(Part of a data file)
^^^^^^^^

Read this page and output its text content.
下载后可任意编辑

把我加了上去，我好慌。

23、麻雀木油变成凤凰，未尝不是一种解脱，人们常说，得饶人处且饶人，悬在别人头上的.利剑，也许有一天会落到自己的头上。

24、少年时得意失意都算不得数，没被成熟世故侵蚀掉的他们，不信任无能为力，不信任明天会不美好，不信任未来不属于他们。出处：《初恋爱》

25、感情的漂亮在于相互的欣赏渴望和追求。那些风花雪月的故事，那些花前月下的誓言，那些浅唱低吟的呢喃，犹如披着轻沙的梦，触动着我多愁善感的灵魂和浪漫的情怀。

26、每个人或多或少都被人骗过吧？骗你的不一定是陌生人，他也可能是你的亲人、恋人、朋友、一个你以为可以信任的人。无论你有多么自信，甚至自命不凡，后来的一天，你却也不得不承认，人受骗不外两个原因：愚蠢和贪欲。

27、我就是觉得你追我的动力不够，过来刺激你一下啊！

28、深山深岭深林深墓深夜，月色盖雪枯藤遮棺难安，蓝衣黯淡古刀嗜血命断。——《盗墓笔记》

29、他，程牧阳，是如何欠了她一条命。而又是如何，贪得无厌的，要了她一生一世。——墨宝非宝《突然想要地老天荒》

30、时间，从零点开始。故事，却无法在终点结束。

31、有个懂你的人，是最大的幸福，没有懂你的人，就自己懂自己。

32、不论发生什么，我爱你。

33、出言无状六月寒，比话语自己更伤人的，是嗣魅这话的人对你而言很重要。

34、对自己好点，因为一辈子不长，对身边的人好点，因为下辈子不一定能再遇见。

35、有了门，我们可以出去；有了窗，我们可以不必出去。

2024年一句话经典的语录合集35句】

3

^^^^^^^^

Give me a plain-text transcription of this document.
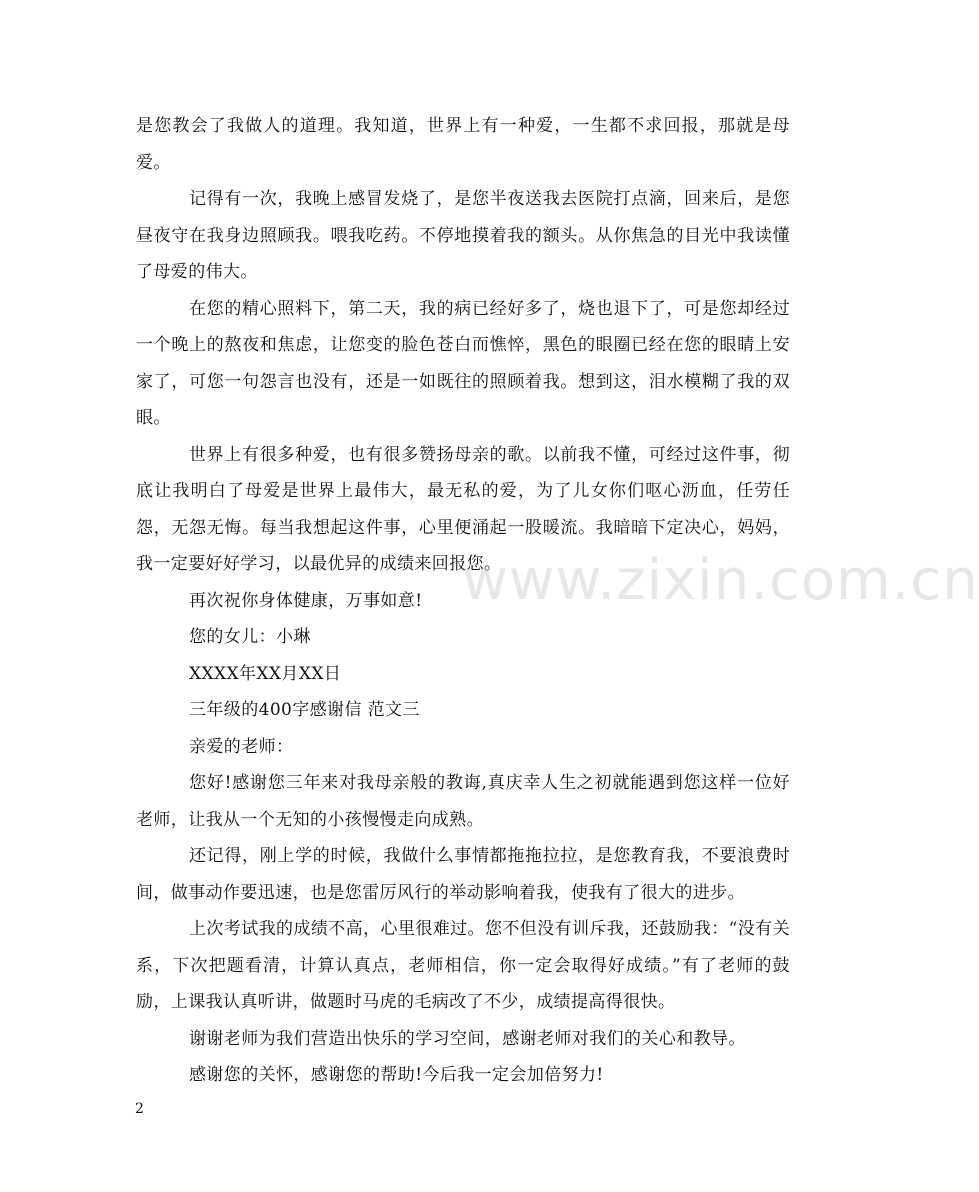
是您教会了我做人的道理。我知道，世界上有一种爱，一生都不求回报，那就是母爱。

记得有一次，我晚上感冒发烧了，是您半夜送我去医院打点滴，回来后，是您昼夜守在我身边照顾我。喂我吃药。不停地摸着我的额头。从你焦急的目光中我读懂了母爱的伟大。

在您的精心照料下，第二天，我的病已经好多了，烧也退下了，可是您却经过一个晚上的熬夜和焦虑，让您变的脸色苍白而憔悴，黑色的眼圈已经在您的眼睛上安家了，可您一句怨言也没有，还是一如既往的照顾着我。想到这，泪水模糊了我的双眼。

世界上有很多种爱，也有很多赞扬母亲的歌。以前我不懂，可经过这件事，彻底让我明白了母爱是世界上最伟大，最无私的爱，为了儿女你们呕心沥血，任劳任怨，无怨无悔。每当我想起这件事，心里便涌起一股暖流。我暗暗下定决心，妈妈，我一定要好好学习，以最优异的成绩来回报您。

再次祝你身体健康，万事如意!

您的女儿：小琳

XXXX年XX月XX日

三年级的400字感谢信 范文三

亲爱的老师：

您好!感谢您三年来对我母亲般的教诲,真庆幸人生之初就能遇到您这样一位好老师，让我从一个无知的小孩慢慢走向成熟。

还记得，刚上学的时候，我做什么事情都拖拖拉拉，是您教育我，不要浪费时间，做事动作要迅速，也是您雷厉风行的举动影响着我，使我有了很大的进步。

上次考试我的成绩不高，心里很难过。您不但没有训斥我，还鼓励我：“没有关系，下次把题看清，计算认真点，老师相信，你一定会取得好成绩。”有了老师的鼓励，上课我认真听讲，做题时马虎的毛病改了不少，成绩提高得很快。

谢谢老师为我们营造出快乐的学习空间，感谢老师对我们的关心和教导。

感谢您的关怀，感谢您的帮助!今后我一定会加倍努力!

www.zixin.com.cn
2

^^^^^^^^

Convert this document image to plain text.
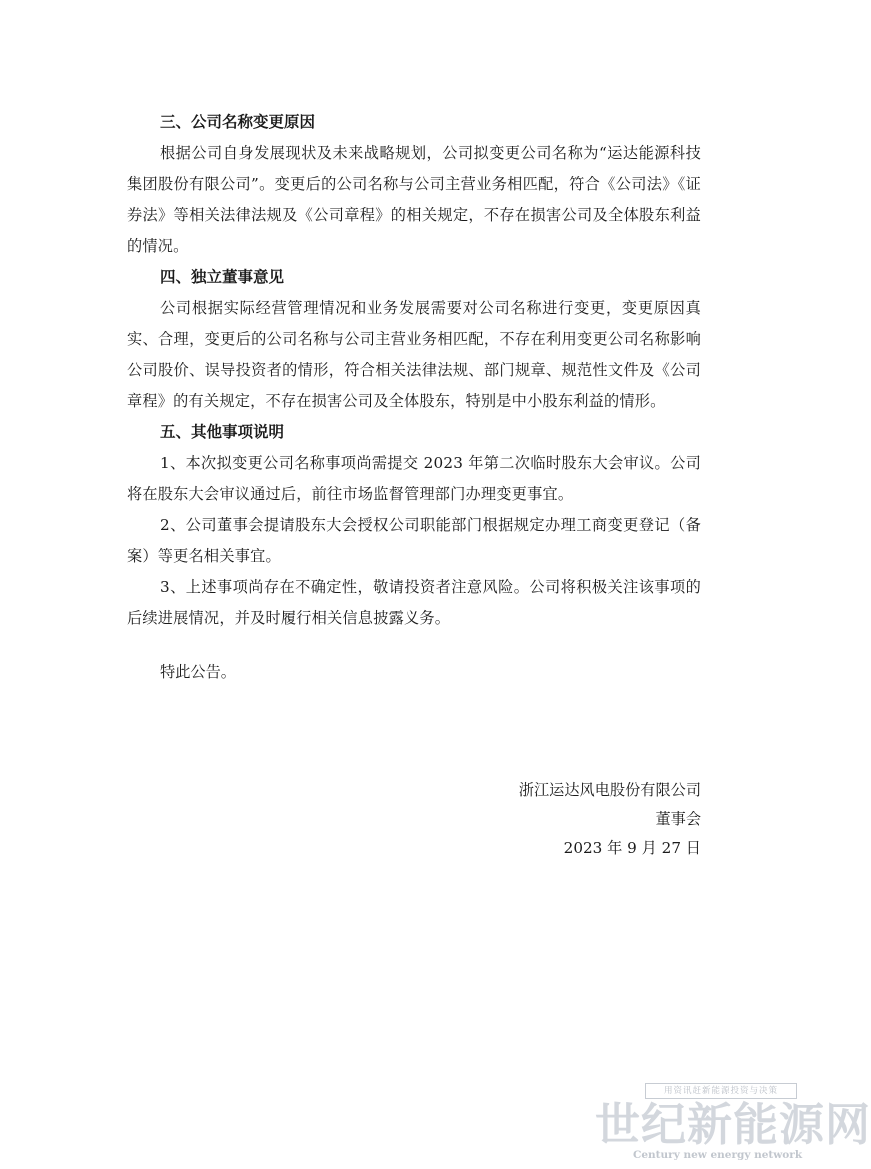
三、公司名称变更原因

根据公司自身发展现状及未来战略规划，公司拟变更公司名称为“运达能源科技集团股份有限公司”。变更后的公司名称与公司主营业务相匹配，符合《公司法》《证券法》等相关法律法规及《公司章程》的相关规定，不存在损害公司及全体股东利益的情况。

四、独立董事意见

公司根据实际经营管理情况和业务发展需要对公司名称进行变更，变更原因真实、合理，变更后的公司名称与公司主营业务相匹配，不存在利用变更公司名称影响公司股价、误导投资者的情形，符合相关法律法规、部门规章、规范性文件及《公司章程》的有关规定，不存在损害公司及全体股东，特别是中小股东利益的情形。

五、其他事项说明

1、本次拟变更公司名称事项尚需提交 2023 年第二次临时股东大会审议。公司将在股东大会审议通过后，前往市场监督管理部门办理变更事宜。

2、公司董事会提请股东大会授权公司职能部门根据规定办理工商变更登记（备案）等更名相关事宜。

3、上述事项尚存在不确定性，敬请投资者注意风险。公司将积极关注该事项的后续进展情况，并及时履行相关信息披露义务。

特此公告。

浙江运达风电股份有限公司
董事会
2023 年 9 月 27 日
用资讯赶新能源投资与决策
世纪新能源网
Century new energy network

^^^^^^^^

Copy out every line holding the string "公司章程".

■ ANSWER IN FULL
根据公司自身发展现状及未来战略规划，公司拟变更公司名称为“运达能源科技集团股份有限公司”。变更后的公司名称与公司主营业务相匹配，符合《公司法》《证券法》等相关法律法规及《公司章程》的相关规定，不存在损害公司及全体股东利益的情况。
公司根据实际经营管理情况和业务发展需要对公司名称进行变更，变更原因真实、合理，变更后的公司名称与公司主营业务相匹配，不存在利用变更公司名称影响公司股价、误导投资者的情形，符合相关法律法规、部门规章、规范性文件及《公司章程》的有关规定，不存在损害公司及全体股东，特别是中小股东利益的情形。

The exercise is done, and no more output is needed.